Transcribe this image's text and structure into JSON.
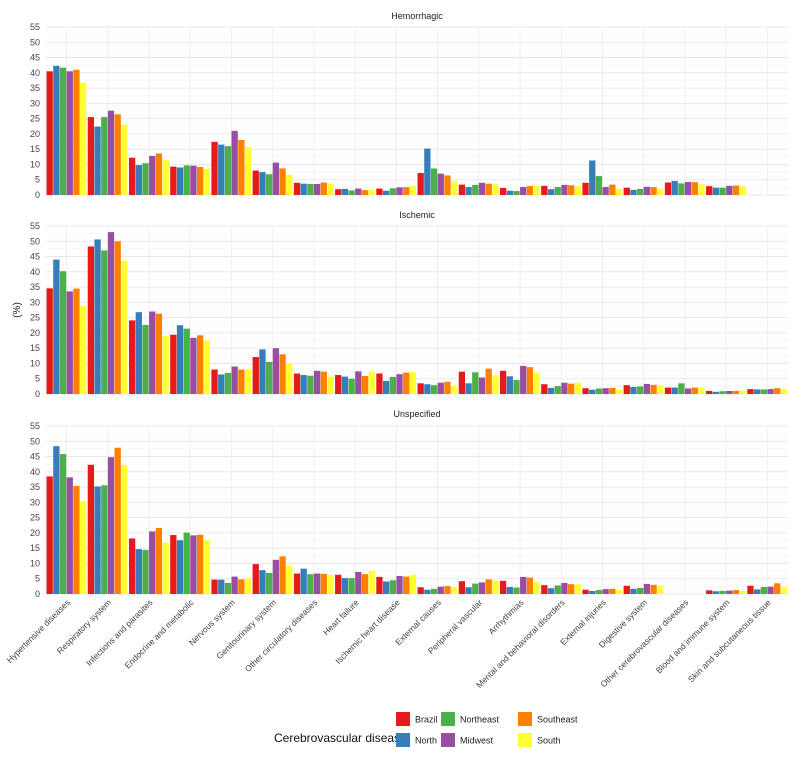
{
  "chart_data": {
    "type": "bar",
    "ylabel": "(%)",
    "ylim": [
      0,
      55
    ],
    "yticks": [
      0,
      5,
      10,
      15,
      20,
      25,
      30,
      35,
      40,
      45,
      50,
      55
    ],
    "grid": true,
    "categories": [
      "Hypertensive diseases",
      "Respiratory system",
      "Infections and parasites",
      "Endocrine and metabolic",
      "Nervous system",
      "Genitourinary system",
      "Other circulatory diseases",
      "Heart failure",
      "Ischemic heart disease",
      "External causes",
      "Peripheral vascular",
      "Arrhythmias",
      "Mental and behavioral disorders",
      "External injuries",
      "Digestive system",
      "Other cerebrovascular diseases",
      "Blood and immune system",
      "Skin and subcutaneous tissue"
    ],
    "legend": {
      "title": "Cerebrovascular disease",
      "position": "bottom",
      "entries": [
        "Brazil",
        "North",
        "Northeast",
        "Midwest",
        "Southeast",
        "South"
      ]
    },
    "colors": [
      "#e41a1c",
      "#377eb8",
      "#4daf4a",
      "#984ea3",
      "#ff7f00",
      "#ffff33"
    ],
    "panels": [
      {
        "title": "Hemorrhagic",
        "series": [
          {
            "name": "Brazil",
            "values": [
              40.5,
              25.5,
              12.2,
              9.3,
              17.4,
              8.0,
              4.0,
              1.9,
              2.1,
              7.2,
              3.4,
              2.3,
              3.0,
              4.0,
              2.4,
              4.1,
              2.9,
              0
            ]
          },
          {
            "name": "North",
            "values": [
              42.3,
              22.4,
              9.8,
              9.0,
              16.5,
              7.5,
              3.7,
              2.0,
              1.4,
              15.2,
              2.6,
              1.4,
              1.9,
              11.3,
              1.7,
              4.6,
              2.4,
              0
            ]
          },
          {
            "name": "Northeast",
            "values": [
              41.7,
              25.5,
              10.4,
              9.7,
              16.0,
              6.8,
              3.6,
              1.5,
              2.2,
              8.7,
              3.3,
              1.3,
              2.6,
              6.2,
              2.0,
              3.8,
              2.4,
              0
            ]
          },
          {
            "name": "Midwest",
            "values": [
              40.5,
              27.6,
              12.8,
              9.6,
              21.0,
              10.6,
              3.6,
              2.1,
              2.5,
              7.0,
              4.0,
              2.6,
              3.3,
              2.6,
              2.7,
              4.3,
              3.0,
              0
            ]
          },
          {
            "name": "Southeast",
            "values": [
              41.0,
              26.4,
              13.6,
              9.2,
              18.0,
              8.7,
              4.1,
              1.6,
              2.6,
              6.4,
              3.7,
              2.9,
              3.2,
              3.4,
              2.6,
              4.2,
              3.1,
              0
            ]
          },
          {
            "name": "South",
            "values": [
              36.8,
              23.0,
              11.5,
              8.6,
              15.7,
              6.6,
              3.8,
              1.6,
              3.0,
              4.6,
              3.5,
              3.0,
              3.0,
              2.0,
              2.1,
              3.5,
              2.9,
              0
            ]
          }
        ]
      },
      {
        "title": "Ischemic",
        "series": [
          {
            "name": "Brazil",
            "values": [
              34.6,
              48.3,
              24.1,
              19.4,
              8.0,
              12.1,
              6.7,
              6.2,
              6.7,
              3.5,
              7.3,
              7.6,
              3.2,
              1.9,
              2.9,
              2.1,
              1.0,
              1.6
            ]
          },
          {
            "name": "North",
            "values": [
              44.0,
              50.6,
              26.8,
              22.5,
              6.4,
              14.6,
              6.2,
              5.7,
              4.3,
              3.2,
              3.5,
              5.8,
              2.0,
              1.4,
              2.3,
              2.1,
              0.7,
              1.5
            ]
          },
          {
            "name": "Northeast",
            "values": [
              40.2,
              47.0,
              22.6,
              21.4,
              6.9,
              10.5,
              6.0,
              5.0,
              5.6,
              2.9,
              7.1,
              4.6,
              2.6,
              1.8,
              2.5,
              3.5,
              0.9,
              1.5
            ]
          },
          {
            "name": "Midwest",
            "values": [
              33.6,
              53.0,
              27.0,
              18.4,
              9.0,
              15.0,
              7.6,
              7.4,
              6.5,
              3.7,
              5.4,
              9.2,
              3.7,
              1.9,
              3.3,
              1.8,
              1.0,
              1.6
            ]
          },
          {
            "name": "Southeast",
            "values": [
              34.5,
              50.0,
              26.3,
              19.2,
              8.0,
              13.0,
              7.3,
              5.9,
              7.0,
              4.0,
              8.3,
              8.8,
              3.4,
              2.0,
              3.0,
              2.1,
              1.0,
              1.9
            ]
          },
          {
            "name": "South",
            "values": [
              28.8,
              43.7,
              19.0,
              17.5,
              8.1,
              9.8,
              5.7,
              7.4,
              7.2,
              2.6,
              6.1,
              7.0,
              3.7,
              1.4,
              2.8,
              2.1,
              1.1,
              1.6
            ]
          }
        ]
      },
      {
        "title": "Unspecified",
        "series": [
          {
            "name": "Brazil",
            "values": [
              38.5,
              42.3,
              18.2,
              19.3,
              4.7,
              9.8,
              6.7,
              6.3,
              5.6,
              2.2,
              4.2,
              4.3,
              2.9,
              1.4,
              2.7,
              0,
              1.2,
              2.7
            ]
          },
          {
            "name": "North",
            "values": [
              48.4,
              35.2,
              14.7,
              17.6,
              4.7,
              7.8,
              8.3,
              5.2,
              4.1,
              1.4,
              2.2,
              2.3,
              1.9,
              1.0,
              1.7,
              0,
              0.9,
              1.5
            ]
          },
          {
            "name": "Northeast",
            "values": [
              45.8,
              35.6,
              14.4,
              20.1,
              3.6,
              6.9,
              6.5,
              5.2,
              4.5,
              1.7,
              3.4,
              2.1,
              2.8,
              1.3,
              2.0,
              0,
              1.0,
              2.3
            ]
          },
          {
            "name": "Midwest",
            "values": [
              38.2,
              44.8,
              20.5,
              19.2,
              5.7,
              11.2,
              6.7,
              7.2,
              5.9,
              2.4,
              3.8,
              5.6,
              3.6,
              1.6,
              3.3,
              0,
              1.1,
              2.4
            ]
          },
          {
            "name": "Southeast",
            "values": [
              35.4,
              47.9,
              21.6,
              19.4,
              4.8,
              12.3,
              6.6,
              6.5,
              5.7,
              2.6,
              4.8,
              5.4,
              3.2,
              1.7,
              3.0,
              0,
              1.3,
              3.5
            ]
          },
          {
            "name": "South",
            "values": [
              30.3,
              42.2,
              16.9,
              17.5,
              5.2,
              9.3,
              6.2,
              7.6,
              6.3,
              2.2,
              4.4,
              4.0,
              3.2,
              1.3,
              2.7,
              0,
              1.0,
              2.2
            ]
          }
        ]
      }
    ]
  }
}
──────────
Please repeat the entries exactly. Do not include the pictures.

§ FINAL RESULT:
Transcribe this image's text and structure into JSON.
{
  "chart_data": {
    "type": "bar",
    "ylabel": "(%)",
    "ylim": [
      0,
      55
    ],
    "yticks": [
      0,
      5,
      10,
      15,
      20,
      25,
      30,
      35,
      40,
      45,
      50,
      55
    ],
    "grid": true,
    "categories": [
      "Hypertensive diseases",
      "Respiratory system",
      "Infections and parasites",
      "Endocrine and metabolic",
      "Nervous system",
      "Genitourinary system",
      "Other circulatory diseases",
      "Heart failure",
      "Ischemic heart disease",
      "External causes",
      "Peripheral vascular",
      "Arrhythmias",
      "Mental and behavioral disorders",
      "External injuries",
      "Digestive system",
      "Other cerebrovascular diseases",
      "Blood and immune system",
      "Skin and subcutaneous tissue"
    ],
    "legend": {
      "title": "Cerebrovascular disease",
      "position": "bottom",
      "entries": [
        "Brazil",
        "North",
        "Northeast",
        "Midwest",
        "Southeast",
        "South"
      ]
    },
    "colors": [
      "#e41a1c",
      "#377eb8",
      "#4daf4a",
      "#984ea3",
      "#ff7f00",
      "#ffff33"
    ],
    "panels": [
      {
        "title": "Hemorrhagic",
        "series": [
          {
            "name": "Brazil",
            "values": [
              40.5,
              25.5,
              12.2,
              9.3,
              17.4,
              8.0,
              4.0,
              1.9,
              2.1,
              7.2,
              3.4,
              2.3,
              3.0,
              4.0,
              2.4,
              4.1,
              2.9,
              0
            ]
          },
          {
            "name": "North",
            "values": [
              42.3,
              22.4,
              9.8,
              9.0,
              16.5,
              7.5,
              3.7,
              2.0,
              1.4,
              15.2,
              2.6,
              1.4,
              1.9,
              11.3,
              1.7,
              4.6,
              2.4,
              0
            ]
          },
          {
            "name": "Northeast",
            "values": [
              41.7,
              25.5,
              10.4,
              9.7,
              16.0,
              6.8,
              3.6,
              1.5,
              2.2,
              8.7,
              3.3,
              1.3,
              2.6,
              6.2,
              2.0,
              3.8,
              2.4,
              0
            ]
          },
          {
            "name": "Midwest",
            "values": [
              40.5,
              27.6,
              12.8,
              9.6,
              21.0,
              10.6,
              3.6,
              2.1,
              2.5,
              7.0,
              4.0,
              2.6,
              3.3,
              2.6,
              2.7,
              4.3,
              3.0,
              0
            ]
          },
          {
            "name": "Southeast",
            "values": [
              41.0,
              26.4,
              13.6,
              9.2,
              18.0,
              8.7,
              4.1,
              1.6,
              2.6,
              6.4,
              3.7,
              2.9,
              3.2,
              3.4,
              2.6,
              4.2,
              3.1,
              0
            ]
          },
          {
            "name": "South",
            "values": [
              36.8,
              23.0,
              11.5,
              8.6,
              15.7,
              6.6,
              3.8,
              1.6,
              3.0,
              4.6,
              3.5,
              3.0,
              3.0,
              2.0,
              2.1,
              3.5,
              2.9,
              0
            ]
          }
        ]
      },
      {
        "title": "Ischemic",
        "series": [
          {
            "name": "Brazil",
            "values": [
              34.6,
              48.3,
              24.1,
              19.4,
              8.0,
              12.1,
              6.7,
              6.2,
              6.7,
              3.5,
              7.3,
              7.6,
              3.2,
              1.9,
              2.9,
              2.1,
              1.0,
              1.6
            ]
          },
          {
            "name": "North",
            "values": [
              44.0,
              50.6,
              26.8,
              22.5,
              6.4,
              14.6,
              6.2,
              5.7,
              4.3,
              3.2,
              3.5,
              5.8,
              2.0,
              1.4,
              2.3,
              2.1,
              0.7,
              1.5
            ]
          },
          {
            "name": "Northeast",
            "values": [
              40.2,
              47.0,
              22.6,
              21.4,
              6.9,
              10.5,
              6.0,
              5.0,
              5.6,
              2.9,
              7.1,
              4.6,
              2.6,
              1.8,
              2.5,
              3.5,
              0.9,
              1.5
            ]
          },
          {
            "name": "Midwest",
            "values": [
              33.6,
              53.0,
              27.0,
              18.4,
              9.0,
              15.0,
              7.6,
              7.4,
              6.5,
              3.7,
              5.4,
              9.2,
              3.7,
              1.9,
              3.3,
              1.8,
              1.0,
              1.6
            ]
          },
          {
            "name": "Southeast",
            "values": [
              34.5,
              50.0,
              26.3,
              19.2,
              8.0,
              13.0,
              7.3,
              5.9,
              7.0,
              4.0,
              8.3,
              8.8,
              3.4,
              2.0,
              3.0,
              2.1,
              1.0,
              1.9
            ]
          },
          {
            "name": "South",
            "values": [
              28.8,
              43.7,
              19.0,
              17.5,
              8.1,
              9.8,
              5.7,
              7.4,
              7.2,
              2.6,
              6.1,
              7.0,
              3.7,
              1.4,
              2.8,
              2.1,
              1.1,
              1.6
            ]
          }
        ]
      },
      {
        "title": "Unspecified",
        "series": [
          {
            "name": "Brazil",
            "values": [
              38.5,
              42.3,
              18.2,
              19.3,
              4.7,
              9.8,
              6.7,
              6.3,
              5.6,
              2.2,
              4.2,
              4.3,
              2.9,
              1.4,
              2.7,
              0,
              1.2,
              2.7
            ]
          },
          {
            "name": "North",
            "values": [
              48.4,
              35.2,
              14.7,
              17.6,
              4.7,
              7.8,
              8.3,
              5.2,
              4.1,
              1.4,
              2.2,
              2.3,
              1.9,
              1.0,
              1.7,
              0,
              0.9,
              1.5
            ]
          },
          {
            "name": "Northeast",
            "values": [
              45.8,
              35.6,
              14.4,
              20.1,
              3.6,
              6.9,
              6.5,
              5.2,
              4.5,
              1.7,
              3.4,
              2.1,
              2.8,
              1.3,
              2.0,
              0,
              1.0,
              2.3
            ]
          },
          {
            "name": "Midwest",
            "values": [
              38.2,
              44.8,
              20.5,
              19.2,
              5.7,
              11.2,
              6.7,
              7.2,
              5.9,
              2.4,
              3.8,
              5.6,
              3.6,
              1.6,
              3.3,
              0,
              1.1,
              2.4
            ]
          },
          {
            "name": "Southeast",
            "values": [
              35.4,
              47.9,
              21.6,
              19.4,
              4.8,
              12.3,
              6.6,
              6.5,
              5.7,
              2.6,
              4.8,
              5.4,
              3.2,
              1.7,
              3.0,
              0,
              1.3,
              3.5
            ]
          },
          {
            "name": "South",
            "values": [
              30.3,
              42.2,
              16.9,
              17.5,
              5.2,
              9.3,
              6.2,
              7.6,
              6.3,
              2.2,
              4.4,
              4.0,
              3.2,
              1.3,
              2.7,
              0,
              1.0,
              2.2
            ]
          }
        ]
      }
    ]
  }
}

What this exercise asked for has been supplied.